BEGIN

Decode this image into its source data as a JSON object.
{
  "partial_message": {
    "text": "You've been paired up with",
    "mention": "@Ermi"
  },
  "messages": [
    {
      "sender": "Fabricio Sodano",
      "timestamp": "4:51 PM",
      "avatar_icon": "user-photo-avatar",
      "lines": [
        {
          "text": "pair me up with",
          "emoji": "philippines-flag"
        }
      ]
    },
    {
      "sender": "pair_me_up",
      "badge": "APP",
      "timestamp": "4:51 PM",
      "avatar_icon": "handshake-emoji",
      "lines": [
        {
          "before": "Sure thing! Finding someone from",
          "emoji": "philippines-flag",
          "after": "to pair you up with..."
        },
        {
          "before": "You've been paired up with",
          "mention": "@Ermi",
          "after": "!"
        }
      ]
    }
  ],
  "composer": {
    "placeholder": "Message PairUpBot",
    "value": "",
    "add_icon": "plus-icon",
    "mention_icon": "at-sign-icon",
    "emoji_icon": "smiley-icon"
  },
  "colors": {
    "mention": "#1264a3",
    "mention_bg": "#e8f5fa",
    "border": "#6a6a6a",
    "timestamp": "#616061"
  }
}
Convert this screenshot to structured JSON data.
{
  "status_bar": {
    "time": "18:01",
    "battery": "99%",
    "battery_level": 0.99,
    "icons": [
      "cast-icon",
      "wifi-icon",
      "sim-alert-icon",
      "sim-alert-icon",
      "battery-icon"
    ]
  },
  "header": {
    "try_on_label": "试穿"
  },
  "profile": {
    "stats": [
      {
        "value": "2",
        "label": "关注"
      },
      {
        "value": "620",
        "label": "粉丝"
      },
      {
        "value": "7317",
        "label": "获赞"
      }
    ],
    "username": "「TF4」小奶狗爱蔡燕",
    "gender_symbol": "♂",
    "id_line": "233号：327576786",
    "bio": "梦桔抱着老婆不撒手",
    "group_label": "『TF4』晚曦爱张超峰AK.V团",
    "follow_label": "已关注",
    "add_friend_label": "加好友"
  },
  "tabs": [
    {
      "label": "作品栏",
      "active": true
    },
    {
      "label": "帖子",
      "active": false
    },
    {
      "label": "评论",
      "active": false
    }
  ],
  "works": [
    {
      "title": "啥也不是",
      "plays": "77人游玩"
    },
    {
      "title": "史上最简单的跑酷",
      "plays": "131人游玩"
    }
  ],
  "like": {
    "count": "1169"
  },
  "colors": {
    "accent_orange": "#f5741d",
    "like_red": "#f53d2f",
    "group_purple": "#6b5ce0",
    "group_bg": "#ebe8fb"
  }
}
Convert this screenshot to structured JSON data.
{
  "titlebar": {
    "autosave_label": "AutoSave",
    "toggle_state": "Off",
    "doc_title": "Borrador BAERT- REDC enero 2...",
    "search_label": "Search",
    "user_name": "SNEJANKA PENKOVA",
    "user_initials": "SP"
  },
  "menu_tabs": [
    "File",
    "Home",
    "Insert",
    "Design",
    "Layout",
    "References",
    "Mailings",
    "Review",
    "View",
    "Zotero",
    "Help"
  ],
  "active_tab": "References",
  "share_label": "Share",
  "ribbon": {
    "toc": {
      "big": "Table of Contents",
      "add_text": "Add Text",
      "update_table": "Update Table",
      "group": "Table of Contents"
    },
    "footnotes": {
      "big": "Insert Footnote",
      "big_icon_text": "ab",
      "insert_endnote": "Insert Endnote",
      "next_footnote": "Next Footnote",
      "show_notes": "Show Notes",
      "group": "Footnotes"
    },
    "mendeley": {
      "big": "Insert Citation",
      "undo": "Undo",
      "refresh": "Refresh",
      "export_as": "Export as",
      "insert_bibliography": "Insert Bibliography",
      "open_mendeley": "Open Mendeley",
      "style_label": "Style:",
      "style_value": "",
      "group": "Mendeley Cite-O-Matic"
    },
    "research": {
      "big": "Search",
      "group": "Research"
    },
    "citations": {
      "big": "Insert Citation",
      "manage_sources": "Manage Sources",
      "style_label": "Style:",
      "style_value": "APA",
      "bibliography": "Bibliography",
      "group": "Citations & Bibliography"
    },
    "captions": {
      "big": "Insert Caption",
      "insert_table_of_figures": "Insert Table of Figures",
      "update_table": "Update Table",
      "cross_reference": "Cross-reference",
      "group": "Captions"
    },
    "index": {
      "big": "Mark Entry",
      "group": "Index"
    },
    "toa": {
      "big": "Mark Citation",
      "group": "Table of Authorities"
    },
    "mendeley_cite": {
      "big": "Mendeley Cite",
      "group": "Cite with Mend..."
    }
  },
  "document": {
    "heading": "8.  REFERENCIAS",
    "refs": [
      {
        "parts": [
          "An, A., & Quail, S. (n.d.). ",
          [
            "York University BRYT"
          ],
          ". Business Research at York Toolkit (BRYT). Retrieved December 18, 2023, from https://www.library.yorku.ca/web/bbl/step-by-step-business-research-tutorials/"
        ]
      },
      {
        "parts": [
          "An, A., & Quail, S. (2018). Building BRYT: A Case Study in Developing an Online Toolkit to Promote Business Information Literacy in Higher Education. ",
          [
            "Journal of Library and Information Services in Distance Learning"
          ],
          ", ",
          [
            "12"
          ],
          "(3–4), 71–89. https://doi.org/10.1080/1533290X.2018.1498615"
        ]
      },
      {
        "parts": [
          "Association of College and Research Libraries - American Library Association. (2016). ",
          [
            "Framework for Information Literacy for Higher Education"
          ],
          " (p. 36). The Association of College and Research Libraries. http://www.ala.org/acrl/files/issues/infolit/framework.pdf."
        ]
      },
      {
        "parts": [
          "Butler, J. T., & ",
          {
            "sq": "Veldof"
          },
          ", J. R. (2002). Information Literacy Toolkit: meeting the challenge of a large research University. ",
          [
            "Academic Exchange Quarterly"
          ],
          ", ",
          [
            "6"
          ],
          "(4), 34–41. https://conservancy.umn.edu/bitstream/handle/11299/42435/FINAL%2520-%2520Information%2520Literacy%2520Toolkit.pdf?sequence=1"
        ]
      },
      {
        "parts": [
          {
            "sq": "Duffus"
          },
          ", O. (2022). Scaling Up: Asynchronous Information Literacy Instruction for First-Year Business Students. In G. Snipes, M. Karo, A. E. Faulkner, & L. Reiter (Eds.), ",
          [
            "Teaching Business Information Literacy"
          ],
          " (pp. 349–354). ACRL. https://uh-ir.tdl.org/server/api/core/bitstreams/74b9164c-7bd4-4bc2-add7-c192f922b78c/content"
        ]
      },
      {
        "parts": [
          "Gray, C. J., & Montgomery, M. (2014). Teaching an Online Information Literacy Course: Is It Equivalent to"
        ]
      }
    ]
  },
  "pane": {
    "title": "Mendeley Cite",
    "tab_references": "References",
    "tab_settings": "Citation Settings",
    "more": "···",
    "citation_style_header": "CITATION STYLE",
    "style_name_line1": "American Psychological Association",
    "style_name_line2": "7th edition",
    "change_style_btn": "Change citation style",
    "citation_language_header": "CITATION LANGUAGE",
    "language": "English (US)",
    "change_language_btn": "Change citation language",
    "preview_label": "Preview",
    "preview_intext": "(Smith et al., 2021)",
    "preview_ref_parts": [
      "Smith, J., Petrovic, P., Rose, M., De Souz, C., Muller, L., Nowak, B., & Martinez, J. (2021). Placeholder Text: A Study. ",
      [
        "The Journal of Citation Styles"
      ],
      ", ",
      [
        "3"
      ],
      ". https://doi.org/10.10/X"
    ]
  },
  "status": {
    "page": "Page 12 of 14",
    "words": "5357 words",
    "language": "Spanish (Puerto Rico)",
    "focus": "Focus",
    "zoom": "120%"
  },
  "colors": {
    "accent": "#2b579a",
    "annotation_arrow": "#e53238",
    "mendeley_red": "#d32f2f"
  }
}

END

WHAT IS EXPECTED → Every line of the records above needs to be given again exactly.

RESPONSE TO THE EXERCISE →
Decode this image into its source data as a JSON object.
{
  "partial_message": {
    "text": "You've been paired up with",
    "mention": "@Ermi"
  },
  "messages": [
    {
      "sender": "Fabricio Sodano",
      "timestamp": "4:51 PM",
      "avatar_icon": "user-photo-avatar",
      "lines": [
        {
          "text": "pair me up with",
          "emoji": "philippines-flag"
        }
      ]
    },
    {
      "sender": "pair_me_up",
      "badge": "APP",
      "timestamp": "4:51 PM",
      "avatar_icon": "handshake-emoji",
      "lines": [
        {
          "before": "Sure thing! Finding someone from",
          "emoji": "philippines-flag",
          "after": "to pair you up with..."
        },
        {
          "before": "You've been paired up with",
          "mention": "@Ermi",
          "after": "!"
        }
      ]
    }
  ],
  "composer": {
    "placeholder": "Message PairUpBot",
    "value": "",
    "add_icon": "plus-icon",
    "mention_icon": "at-sign-icon",
    "emoji_icon": "smiley-icon"
  },
  "colors": {
    "mention": "#1264a3",
    "mention_bg": "#e8f5fa",
    "border": "#6a6a6a",
    "timestamp": "#616061"
  }
}
Convert this screenshot to structured JSON data.
{
  "status_bar": {
    "time": "18:01",
    "battery": "99%",
    "battery_level": 0.99,
    "icons": [
      "cast-icon",
      "wifi-icon",
      "sim-alert-icon",
      "sim-alert-icon",
      "battery-icon"
    ]
  },
  "header": {
    "try_on_label": "试穿"
  },
  "profile": {
    "stats": [
      {
        "value": "2",
        "label": "关注"
      },
      {
        "value": "620",
        "label": "粉丝"
      },
      {
        "value": "7317",
        "label": "获赞"
      }
    ],
    "username": "「TF4」小奶狗爱蔡燕",
    "gender_symbol": "♂",
    "id_line": "233号：327576786",
    "bio": "梦桔抱着老婆不撒手",
    "group_label": "『TF4』晚曦爱张超峰AK.V团",
    "follow_label": "已关注",
    "add_friend_label": "加好友"
  },
  "tabs": [
    {
      "label": "作品栏",
      "active": true
    },
    {
      "label": "帖子",
      "active": false
    },
    {
      "label": "评论",
      "active": false
    }
  ],
  "works": [
    {
      "title": "啥也不是",
      "plays": "77人游玩"
    },
    {
      "title": "史上最简单的跑酷",
      "plays": "131人游玩"
    }
  ],
  "like": {
    "count": "1169"
  },
  "colors": {
    "accent_orange": "#f5741d",
    "like_red": "#f53d2f",
    "group_purple": "#6b5ce0",
    "group_bg": "#ebe8fb"
  }
}
Convert this screenshot to structured JSON data.
{
  "titlebar": {
    "autosave_label": "AutoSave",
    "toggle_state": "Off",
    "doc_title": "Borrador BAERT- REDC enero 2...",
    "search_label": "Search",
    "user_name": "SNEJANKA PENKOVA",
    "user_initials": "SP"
  },
  "menu_tabs": [
    "File",
    "Home",
    "Insert",
    "Design",
    "Layout",
    "References",
    "Mailings",
    "Review",
    "View",
    "Zotero",
    "Help"
  ],
  "active_tab": "References",
  "share_label": "Share",
  "ribbon": {
    "toc": {
      "big": "Table of Contents",
      "add_text": "Add Text",
      "update_table": "Update Table",
      "group": "Table of Contents"
    },
    "footnotes": {
      "big": "Insert Footnote",
      "big_icon_text": "ab",
      "insert_endnote": "Insert Endnote",
      "next_footnote": "Next Footnote",
      "show_notes": "Show Notes",
      "group": "Footnotes"
    },
    "mendeley": {
      "big": "Insert Citation",
      "undo": "Undo",
      "refresh": "Refresh",
      "export_as": "Export as",
      "insert_bibliography": "Insert Bibliography",
      "open_mendeley": "Open Mendeley",
      "style_label": "Style:",
      "style_value": "",
      "group": "Mendeley Cite-O-Matic"
    },
    "research": {
      "big": "Search",
      "group": "Research"
    },
    "citations": {
      "big": "Insert Citation",
      "manage_sources": "Manage Sources",
      "style_label": "Style:",
      "style_value": "APA",
      "bibliography": "Bibliography",
      "group": "Citations & Bibliography"
    },
    "captions": {
      "big": "Insert Caption",
      "insert_table_of_figures": "Insert Table of Figures",
      "update_table": "Update Table",
      "cross_reference": "Cross-reference",
      "group": "Captions"
    },
    "index": {
      "big": "Mark Entry",
      "group": "Index"
    },
    "toa": {
      "big": "Mark Citation",
      "group": "Table of Authorities"
    },
    "mendeley_cite": {
      "big": "Mendeley Cite",
      "group": "Cite with Mend..."
    }
  },
  "document": {
    "heading": "8.  REFERENCIAS",
    "refs": [
      {
        "parts": [
          "An, A., & Quail, S. (n.d.). ",
          [
            "York University BRYT"
          ],
          ". Business Research at York Toolkit (BRYT). Retrieved December 18, 2023, from https://www.library.yorku.ca/web/bbl/step-by-step-business-research-tutorials/"
        ]
      },
      {
        "parts": [
          "An, A., & Quail, S. (2018). Building BRYT: A Case Study in Developing an Online Toolkit to Promote Business Information Literacy in Higher Education. ",
          [
            "Journal of Library and Information Services in Distance Learning"
          ],
          ", ",
          [
            "12"
          ],
          "(3–4), 71–89. https://doi.org/10.1080/1533290X.2018.1498615"
        ]
      },
      {
        "parts": [
          "Association of College and Research Libraries - American Library Association. (2016). ",
          [
            "Framework for Information Literacy for Higher Education"
          ],
          " (p. 36). The Association of College and Research Libraries. http://www.ala.org/acrl/files/issues/infolit/framework.pdf."
        ]
      },
      {
        "parts": [
          "Butler, J. T., & ",
          {
            "sq": "Veldof"
          },
          ", J. R. (2002). Information Literacy Toolkit: meeting the challenge of a large research University. ",
          [
            "Academic Exchange Quarterly"
          ],
          ", ",
          [
            "6"
          ],
          "(4), 34–41. https://conservancy.umn.edu/bitstream/handle/11299/42435/FINAL%2520-%2520Information%2520Literacy%2520Toolkit.pdf?sequence=1"
        ]
      },
      {
        "parts": [
          {
            "sq": "Duffus"
          },
          ", O. (2022). Scaling Up: Asynchronous Information Literacy Instruction for First-Year Business Students. In G. Snipes, M. Karo, A. E. Faulkner, & L. Reiter (Eds.), ",
          [
            "Teaching Business Information Literacy"
          ],
          " (pp. 349–354). ACRL. https://uh-ir.tdl.org/server/api/core/bitstreams/74b9164c-7bd4-4bc2-add7-c192f922b78c/content"
        ]
      },
      {
        "parts": [
          "Gray, C. J., & Montgomery, M. (2014). Teaching an Online Information Literacy Course: Is It Equivalent to"
        ]
      }
    ]
  },
  "pane": {
    "title": "Mendeley Cite",
    "tab_references": "References",
    "tab_settings": "Citation Settings",
    "more": "···",
    "citation_style_header": "CITATION STYLE",
    "style_name_line1": "American Psychological Association",
    "style_name_line2": "7th edition",
    "change_style_btn": "Change citation style",
    "citation_language_header": "CITATION LANGUAGE",
    "language": "English (US)",
    "change_language_btn": "Change citation language",
    "preview_label": "Preview",
    "preview_intext": "(Smith et al., 2021)",
    "preview_ref_parts": [
      "Smith, J., Petrovic, P., Rose, M., De Souz, C., Muller, L., Nowak, B., & Martinez, J. (2021). Placeholder Text: A Study. ",
      [
        "The Journal of Citation Styles"
      ],
      ", ",
      [
        "3"
      ],
      ". https://doi.org/10.10/X"
    ]
  },
  "status": {
    "page": "Page 12 of 14",
    "words": "5357 words",
    "language": "Spanish (Puerto Rico)",
    "focus": "Focus",
    "zoom": "120%"
  },
  "colors": {
    "accent": "#2b579a",
    "annotation_arrow": "#e53238",
    "mendeley_red": "#d32f2f"
  }
}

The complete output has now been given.